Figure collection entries
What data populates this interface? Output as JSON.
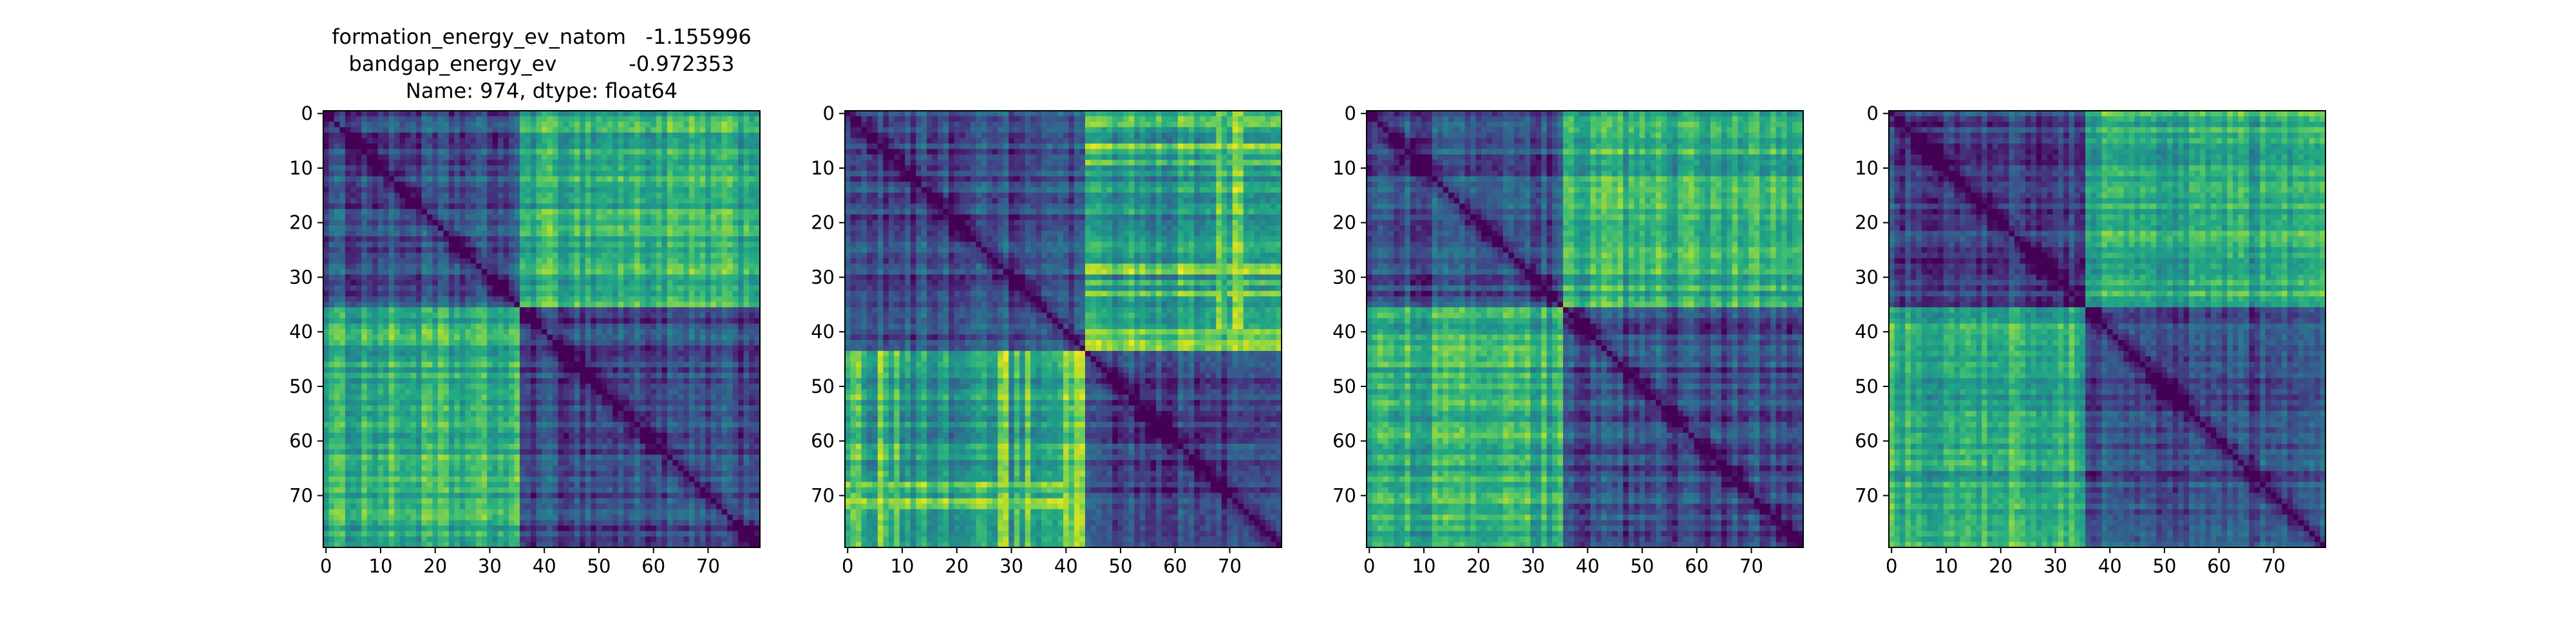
{
  "title": {
    "line1": "formation_energy_ev_natom   -1.155996",
    "line2": "bandgap_energy_ev           -0.972353",
    "line3": "Name: 974, dtype: float64"
  },
  "chart_data": [
    {
      "type": "heatmap",
      "colormap": "viridis",
      "matrix_size": 80,
      "diagonal": "low (dark purple)",
      "block_boundary": 36,
      "xticks": [
        0,
        10,
        20,
        30,
        40,
        50,
        60,
        70
      ],
      "yticks": [
        0,
        10,
        20,
        30,
        40,
        50,
        60,
        70
      ],
      "xlim": [
        0,
        79
      ],
      "ylim": [
        79,
        0
      ]
    },
    {
      "type": "heatmap",
      "colormap": "viridis",
      "matrix_size": 80,
      "diagonal": "low (dark purple)",
      "block_boundary": 44,
      "xticks": [
        0,
        10,
        20,
        30,
        40,
        50,
        60,
        70
      ],
      "yticks": [
        0,
        10,
        20,
        30,
        40,
        50,
        60,
        70
      ],
      "xlim": [
        0,
        79
      ],
      "ylim": [
        79,
        0
      ]
    },
    {
      "type": "heatmap",
      "colormap": "viridis",
      "matrix_size": 80,
      "diagonal": "low (dark purple)",
      "block_boundary": 36,
      "xticks": [
        0,
        10,
        20,
        30,
        40,
        50,
        60,
        70
      ],
      "yticks": [
        0,
        10,
        20,
        30,
        40,
        50,
        60,
        70
      ],
      "xlim": [
        0,
        79
      ],
      "ylim": [
        79,
        0
      ]
    },
    {
      "type": "heatmap",
      "colormap": "viridis",
      "matrix_size": 80,
      "diagonal": "low (dark purple)",
      "block_boundary": 36,
      "xticks": [
        0,
        10,
        20,
        30,
        40,
        50,
        60,
        70
      ],
      "yticks": [
        0,
        10,
        20,
        30,
        40,
        50,
        60,
        70
      ],
      "xlim": [
        0,
        79
      ],
      "ylim": [
        79,
        0
      ]
    }
  ]
}
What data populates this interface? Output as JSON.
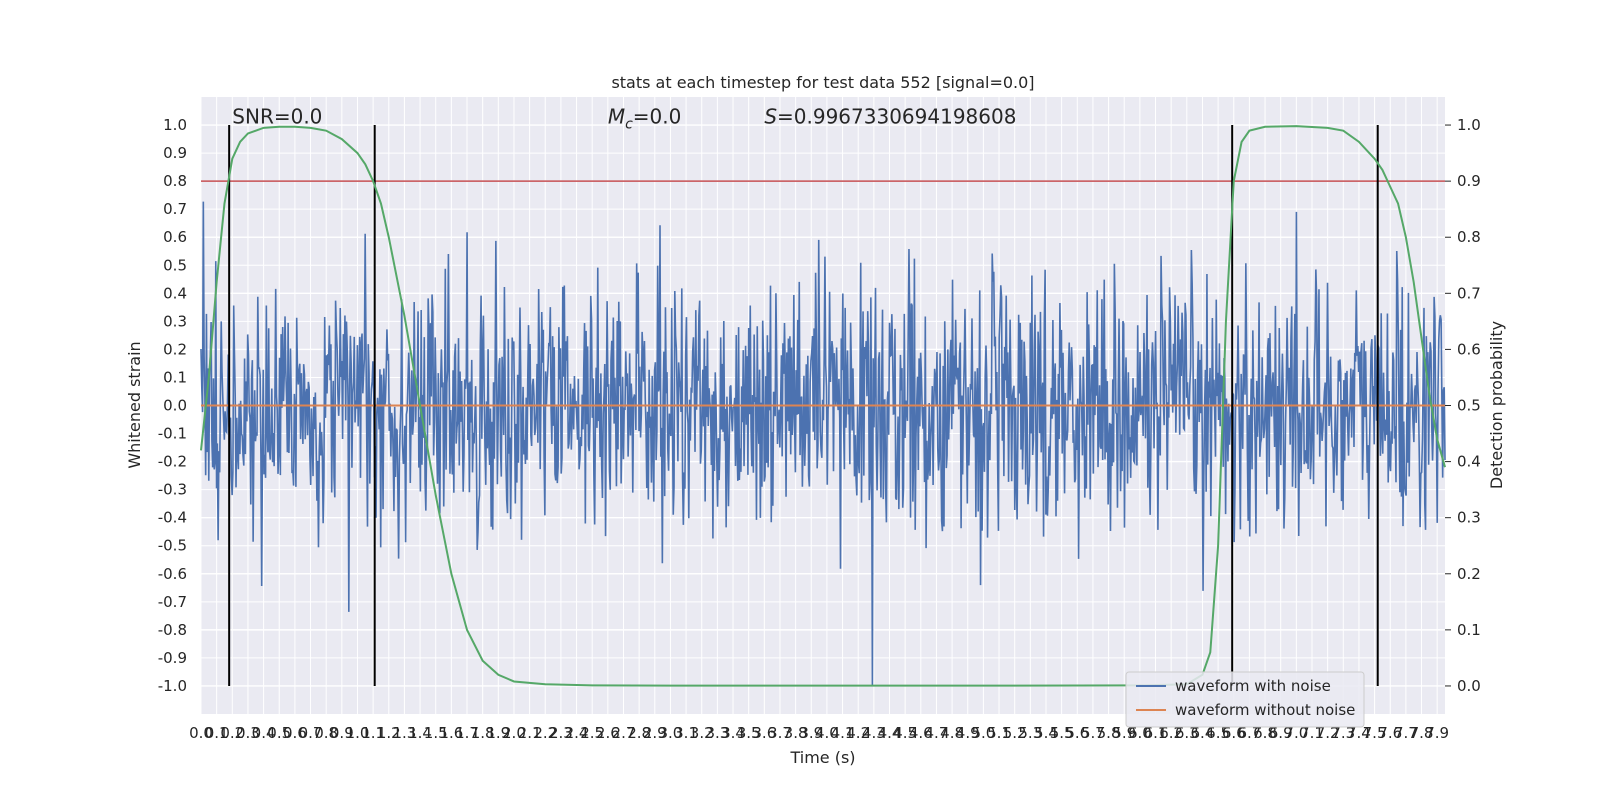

• DIRECTIVE
Generate a word-for-word copy of the preceding records, excluding all pictures.

• EXPECTED ANSWER
What data populates this interface? Output as JSON.
{
  "title": {
    "line1": "formation_energy_ev_natom   -1.155996",
    "line2": "bandgap_energy_ev           -0.972353",
    "line3": "Name: 974, dtype: float64"
  },
  "chart_data": [
    {
      "type": "heatmap",
      "colormap": "viridis",
      "matrix_size": 80,
      "diagonal": "low (dark purple)",
      "block_boundary": 36,
      "xticks": [
        0,
        10,
        20,
        30,
        40,
        50,
        60,
        70
      ],
      "yticks": [
        0,
        10,
        20,
        30,
        40,
        50,
        60,
        70
      ],
      "xlim": [
        0,
        79
      ],
      "ylim": [
        79,
        0
      ]
    },
    {
      "type": "heatmap",
      "colormap": "viridis",
      "matrix_size": 80,
      "diagonal": "low (dark purple)",
      "block_boundary": 44,
      "xticks": [
        0,
        10,
        20,
        30,
        40,
        50,
        60,
        70
      ],
      "yticks": [
        0,
        10,
        20,
        30,
        40,
        50,
        60,
        70
      ],
      "xlim": [
        0,
        79
      ],
      "ylim": [
        79,
        0
      ]
    },
    {
      "type": "heatmap",
      "colormap": "viridis",
      "matrix_size": 80,
      "diagonal": "low (dark purple)",
      "block_boundary": 36,
      "xticks": [
        0,
        10,
        20,
        30,
        40,
        50,
        60,
        70
      ],
      "yticks": [
        0,
        10,
        20,
        30,
        40,
        50,
        60,
        70
      ],
      "xlim": [
        0,
        79
      ],
      "ylim": [
        79,
        0
      ]
    },
    {
      "type": "heatmap",
      "colormap": "viridis",
      "matrix_size": 80,
      "diagonal": "low (dark purple)",
      "block_boundary": 36,
      "xticks": [
        0,
        10,
        20,
        30,
        40,
        50,
        60,
        70
      ],
      "yticks": [
        0,
        10,
        20,
        30,
        40,
        50,
        60,
        70
      ],
      "xlim": [
        0,
        79
      ],
      "ylim": [
        79,
        0
      ]
    }
  ]
}
What data populates this interface? Output as JSON.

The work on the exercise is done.